[BEGIN]

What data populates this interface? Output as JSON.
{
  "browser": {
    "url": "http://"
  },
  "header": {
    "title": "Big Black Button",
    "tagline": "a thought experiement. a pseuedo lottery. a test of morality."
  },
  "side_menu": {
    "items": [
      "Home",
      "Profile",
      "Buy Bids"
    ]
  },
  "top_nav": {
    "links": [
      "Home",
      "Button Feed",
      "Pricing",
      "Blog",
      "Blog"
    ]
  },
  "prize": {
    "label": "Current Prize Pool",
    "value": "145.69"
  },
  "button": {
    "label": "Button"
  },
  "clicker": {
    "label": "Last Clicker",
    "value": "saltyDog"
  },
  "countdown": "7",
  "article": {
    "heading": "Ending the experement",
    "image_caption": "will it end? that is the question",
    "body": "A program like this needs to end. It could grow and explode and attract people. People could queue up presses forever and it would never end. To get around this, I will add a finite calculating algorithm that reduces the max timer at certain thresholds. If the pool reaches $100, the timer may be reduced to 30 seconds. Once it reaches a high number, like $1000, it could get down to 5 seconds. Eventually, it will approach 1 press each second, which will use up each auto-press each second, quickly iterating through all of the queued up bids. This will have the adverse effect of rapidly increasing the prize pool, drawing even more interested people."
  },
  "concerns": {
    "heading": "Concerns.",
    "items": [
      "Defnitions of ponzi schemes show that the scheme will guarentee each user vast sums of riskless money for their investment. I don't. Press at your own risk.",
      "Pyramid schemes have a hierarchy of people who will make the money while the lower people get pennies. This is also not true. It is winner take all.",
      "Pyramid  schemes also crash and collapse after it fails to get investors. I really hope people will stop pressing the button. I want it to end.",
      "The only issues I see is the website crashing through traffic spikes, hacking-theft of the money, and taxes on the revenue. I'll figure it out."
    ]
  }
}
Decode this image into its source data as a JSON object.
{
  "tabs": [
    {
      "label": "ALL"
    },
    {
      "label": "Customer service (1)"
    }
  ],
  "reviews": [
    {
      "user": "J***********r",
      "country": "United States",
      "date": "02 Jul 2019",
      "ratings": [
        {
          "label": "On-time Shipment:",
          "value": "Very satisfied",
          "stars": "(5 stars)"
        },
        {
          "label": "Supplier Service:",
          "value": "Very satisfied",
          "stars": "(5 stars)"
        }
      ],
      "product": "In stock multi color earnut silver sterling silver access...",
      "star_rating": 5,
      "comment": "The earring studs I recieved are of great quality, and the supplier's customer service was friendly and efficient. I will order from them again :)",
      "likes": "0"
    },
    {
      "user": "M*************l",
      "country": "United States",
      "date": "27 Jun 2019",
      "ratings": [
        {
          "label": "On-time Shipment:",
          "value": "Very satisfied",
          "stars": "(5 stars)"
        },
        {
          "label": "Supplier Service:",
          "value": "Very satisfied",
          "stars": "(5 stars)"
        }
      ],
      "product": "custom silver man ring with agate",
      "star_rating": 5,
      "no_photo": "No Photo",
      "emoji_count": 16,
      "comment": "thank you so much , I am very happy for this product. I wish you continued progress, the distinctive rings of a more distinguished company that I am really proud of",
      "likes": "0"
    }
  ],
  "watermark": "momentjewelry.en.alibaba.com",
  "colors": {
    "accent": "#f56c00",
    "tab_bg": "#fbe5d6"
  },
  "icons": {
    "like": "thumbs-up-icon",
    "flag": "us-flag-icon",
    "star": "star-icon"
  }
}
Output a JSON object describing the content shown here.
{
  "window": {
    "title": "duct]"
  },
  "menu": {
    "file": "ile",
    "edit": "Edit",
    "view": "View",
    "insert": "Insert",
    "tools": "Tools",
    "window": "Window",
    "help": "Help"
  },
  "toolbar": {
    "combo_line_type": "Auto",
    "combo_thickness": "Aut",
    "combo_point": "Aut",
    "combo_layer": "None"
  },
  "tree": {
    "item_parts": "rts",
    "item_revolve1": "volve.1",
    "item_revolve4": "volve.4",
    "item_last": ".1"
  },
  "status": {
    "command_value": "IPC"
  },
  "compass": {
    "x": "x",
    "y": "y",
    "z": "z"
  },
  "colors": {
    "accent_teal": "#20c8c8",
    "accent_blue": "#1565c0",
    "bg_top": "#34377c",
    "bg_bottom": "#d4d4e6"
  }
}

[END]

DIRECTIONS FOR THIS TASK:
Set down the entries above again, word for word.

PROBLEM SOLUTION:
What data populates this interface? Output as JSON.
{
  "browser": {
    "url": "http://"
  },
  "header": {
    "title": "Big Black Button",
    "tagline": "a thought experiement. a pseuedo lottery. a test of morality."
  },
  "side_menu": {
    "items": [
      "Home",
      "Profile",
      "Buy Bids"
    ]
  },
  "top_nav": {
    "links": [
      "Home",
      "Button Feed",
      "Pricing",
      "Blog",
      "Blog"
    ]
  },
  "prize": {
    "label": "Current Prize Pool",
    "value": "145.69"
  },
  "button": {
    "label": "Button"
  },
  "clicker": {
    "label": "Last Clicker",
    "value": "saltyDog"
  },
  "countdown": "7",
  "article": {
    "heading": "Ending the experement",
    "image_caption": "will it end? that is the question",
    "body": "A program like this needs to end. It could grow and explode and attract people. People could queue up presses forever and it would never end. To get around this, I will add a finite calculating algorithm that reduces the max timer at certain thresholds. If the pool reaches $100, the timer may be reduced to 30 seconds. Once it reaches a high number, like $1000, it could get down to 5 seconds. Eventually, it will approach 1 press each second, which will use up each auto-press each second, quickly iterating through all of the queued up bids. This will have the adverse effect of rapidly increasing the prize pool, drawing even more interested people."
  },
  "concerns": {
    "heading": "Concerns.",
    "items": [
      "Defnitions of ponzi schemes show that the scheme will guarentee each user vast sums of riskless money for their investment. I don't. Press at your own risk.",
      "Pyramid schemes have a hierarchy of people who will make the money while the lower people get pennies. This is also not true. It is winner take all.",
      "Pyramid  schemes also crash and collapse after it fails to get investors. I really hope people will stop pressing the button. I want it to end.",
      "The only issues I see is the website crashing through traffic spikes, hacking-theft of the money, and taxes on the revenue. I'll figure it out."
    ]
  }
}
Decode this image into its source data as a JSON object.
{
  "tabs": [
    {
      "label": "ALL"
    },
    {
      "label": "Customer service (1)"
    }
  ],
  "reviews": [
    {
      "user": "J***********r",
      "country": "United States",
      "date": "02 Jul 2019",
      "ratings": [
        {
          "label": "On-time Shipment:",
          "value": "Very satisfied",
          "stars": "(5 stars)"
        },
        {
          "label": "Supplier Service:",
          "value": "Very satisfied",
          "stars": "(5 stars)"
        }
      ],
      "product": "In stock multi color earnut silver sterling silver access...",
      "star_rating": 5,
      "comment": "The earring studs I recieved are of great quality, and the supplier's customer service was friendly and efficient. I will order from them again :)",
      "likes": "0"
    },
    {
      "user": "M*************l",
      "country": "United States",
      "date": "27 Jun 2019",
      "ratings": [
        {
          "label": "On-time Shipment:",
          "value": "Very satisfied",
          "stars": "(5 stars)"
        },
        {
          "label": "Supplier Service:",
          "value": "Very satisfied",
          "stars": "(5 stars)"
        }
      ],
      "product": "custom silver man ring with agate",
      "star_rating": 5,
      "no_photo": "No Photo",
      "emoji_count": 16,
      "comment": "thank you so much , I am very happy for this product. I wish you continued progress, the distinctive rings of a more distinguished company that I am really proud of",
      "likes": "0"
    }
  ],
  "watermark": "momentjewelry.en.alibaba.com",
  "colors": {
    "accent": "#f56c00",
    "tab_bg": "#fbe5d6"
  },
  "icons": {
    "like": "thumbs-up-icon",
    "flag": "us-flag-icon",
    "star": "star-icon"
  }
}
Output a JSON object describing the content shown here.
{
  "window": {
    "title": "duct]"
  },
  "menu": {
    "file": "ile",
    "edit": "Edit",
    "view": "View",
    "insert": "Insert",
    "tools": "Tools",
    "window": "Window",
    "help": "Help"
  },
  "toolbar": {
    "combo_line_type": "Auto",
    "combo_thickness": "Aut",
    "combo_point": "Aut",
    "combo_layer": "None"
  },
  "tree": {
    "item_parts": "rts",
    "item_revolve1": "volve.1",
    "item_revolve4": "volve.4",
    "item_last": ".1"
  },
  "status": {
    "command_value": "IPC"
  },
  "compass": {
    "x": "x",
    "y": "y",
    "z": "z"
  },
  "colors": {
    "accent_teal": "#20c8c8",
    "accent_blue": "#1565c0",
    "bg_top": "#34377c",
    "bg_bottom": "#d4d4e6"
  }
}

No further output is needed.